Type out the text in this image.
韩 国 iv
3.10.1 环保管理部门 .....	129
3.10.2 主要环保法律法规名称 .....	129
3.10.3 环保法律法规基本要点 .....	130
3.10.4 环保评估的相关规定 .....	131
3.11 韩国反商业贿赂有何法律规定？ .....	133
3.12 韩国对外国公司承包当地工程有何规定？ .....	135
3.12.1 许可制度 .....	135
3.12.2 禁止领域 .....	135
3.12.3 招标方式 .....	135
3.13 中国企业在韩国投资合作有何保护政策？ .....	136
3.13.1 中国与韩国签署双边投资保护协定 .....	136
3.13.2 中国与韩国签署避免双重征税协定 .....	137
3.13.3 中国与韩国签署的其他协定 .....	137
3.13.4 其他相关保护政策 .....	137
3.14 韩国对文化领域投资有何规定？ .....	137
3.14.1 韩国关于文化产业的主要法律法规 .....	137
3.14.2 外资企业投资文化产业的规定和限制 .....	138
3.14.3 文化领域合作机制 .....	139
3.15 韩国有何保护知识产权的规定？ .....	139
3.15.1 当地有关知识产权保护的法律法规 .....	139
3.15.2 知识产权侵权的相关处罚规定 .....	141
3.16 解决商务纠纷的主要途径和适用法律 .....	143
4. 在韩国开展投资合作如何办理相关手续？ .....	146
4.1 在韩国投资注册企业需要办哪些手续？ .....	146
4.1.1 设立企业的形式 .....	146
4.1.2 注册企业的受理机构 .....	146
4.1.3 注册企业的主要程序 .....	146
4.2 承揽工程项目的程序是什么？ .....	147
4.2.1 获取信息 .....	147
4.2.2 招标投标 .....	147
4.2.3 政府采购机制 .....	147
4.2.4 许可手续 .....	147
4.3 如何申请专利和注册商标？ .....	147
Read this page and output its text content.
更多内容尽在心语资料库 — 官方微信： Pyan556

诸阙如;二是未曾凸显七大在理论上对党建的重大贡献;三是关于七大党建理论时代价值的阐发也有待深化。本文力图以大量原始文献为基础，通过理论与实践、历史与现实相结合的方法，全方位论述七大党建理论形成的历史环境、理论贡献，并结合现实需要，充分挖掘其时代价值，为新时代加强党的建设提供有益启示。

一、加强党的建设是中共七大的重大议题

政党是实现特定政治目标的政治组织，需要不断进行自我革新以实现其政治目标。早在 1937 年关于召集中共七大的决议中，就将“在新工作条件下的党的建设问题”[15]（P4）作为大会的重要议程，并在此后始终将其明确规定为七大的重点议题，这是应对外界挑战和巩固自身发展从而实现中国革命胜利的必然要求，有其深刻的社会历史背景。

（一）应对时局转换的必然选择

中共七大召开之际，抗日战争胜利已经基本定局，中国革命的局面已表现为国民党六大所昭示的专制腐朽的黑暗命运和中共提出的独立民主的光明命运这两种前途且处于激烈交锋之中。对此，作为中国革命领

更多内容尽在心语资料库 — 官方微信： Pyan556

TASK BRIEF:
Return the entries above exactly, each one complete.

OUTPUT FOR THIS TASK:
Type out the text in this image.
韩 国 iv
3.10.1 环保管理部门 .....	129
3.10.2 主要环保法律法规名称 .....	129
3.10.3 环保法律法规基本要点 .....	130
3.10.4 环保评估的相关规定 .....	131
3.11 韩国反商业贿赂有何法律规定？ .....	133
3.12 韩国对外国公司承包当地工程有何规定？ .....	135
3.12.1 许可制度 .....	135
3.12.2 禁止领域 .....	135
3.12.3 招标方式 .....	135
3.13 中国企业在韩国投资合作有何保护政策？ .....	136
3.13.1 中国与韩国签署双边投资保护协定 .....	136
3.13.2 中国与韩国签署避免双重征税协定 .....	137
3.13.3 中国与韩国签署的其他协定 .....	137
3.13.4 其他相关保护政策 .....	137
3.14 韩国对文化领域投资有何规定？ .....	137
3.14.1 韩国关于文化产业的主要法律法规 .....	137
3.14.2 外资企业投资文化产业的规定和限制 .....	138
3.14.3 文化领域合作机制 .....	139
3.15 韩国有何保护知识产权的规定？ .....	139
3.15.1 当地有关知识产权保护的法律法规 .....	139
3.15.2 知识产权侵权的相关处罚规定 .....	141
3.16 解决商务纠纷的主要途径和适用法律 .....	143
4. 在韩国开展投资合作如何办理相关手续？ .....	146
4.1 在韩国投资注册企业需要办哪些手续？ .....	146
4.1.1 设立企业的形式 .....	146
4.1.2 注册企业的受理机构 .....	146
4.1.3 注册企业的主要程序 .....	146
4.2 承揽工程项目的程序是什么？ .....	147
4.2.1 获取信息 .....	147
4.2.2 招标投标 .....	147
4.2.3 政府采购机制 .....	147
4.2.4 许可手续 .....	147
4.3 如何申请专利和注册商标？ .....	147
Read this page and output its text content.
更多内容尽在心语资料库 — 官方微信： Pyan556

诸阙如;二是未曾凸显七大在理论上对党建的重大贡献;三是关于七大党建理论时代价值的阐发也有待深化。本文力图以大量原始文献为基础，通过理论与实践、历史与现实相结合的方法，全方位论述七大党建理论形成的历史环境、理论贡献，并结合现实需要，充分挖掘其时代价值，为新时代加强党的建设提供有益启示。

一、加强党的建设是中共七大的重大议题

政党是实现特定政治目标的政治组织，需要不断进行自我革新以实现其政治目标。早在 1937 年关于召集中共七大的决议中，就将“在新工作条件下的党的建设问题”[15]（P4）作为大会的重要议程，并在此后始终将其明确规定为七大的重点议题，这是应对外界挑战和巩固自身发展从而实现中国革命胜利的必然要求，有其深刻的社会历史背景。

（一）应对时局转换的必然选择

中共七大召开之际，抗日战争胜利已经基本定局，中国革命的局面已表现为国民党六大所昭示的专制腐朽的黑暗命运和中共提出的独立民主的光明命运这两种前途且处于激烈交锋之中。对此，作为中国革命领

更多内容尽在心语资料库 — 官方微信： Pyan556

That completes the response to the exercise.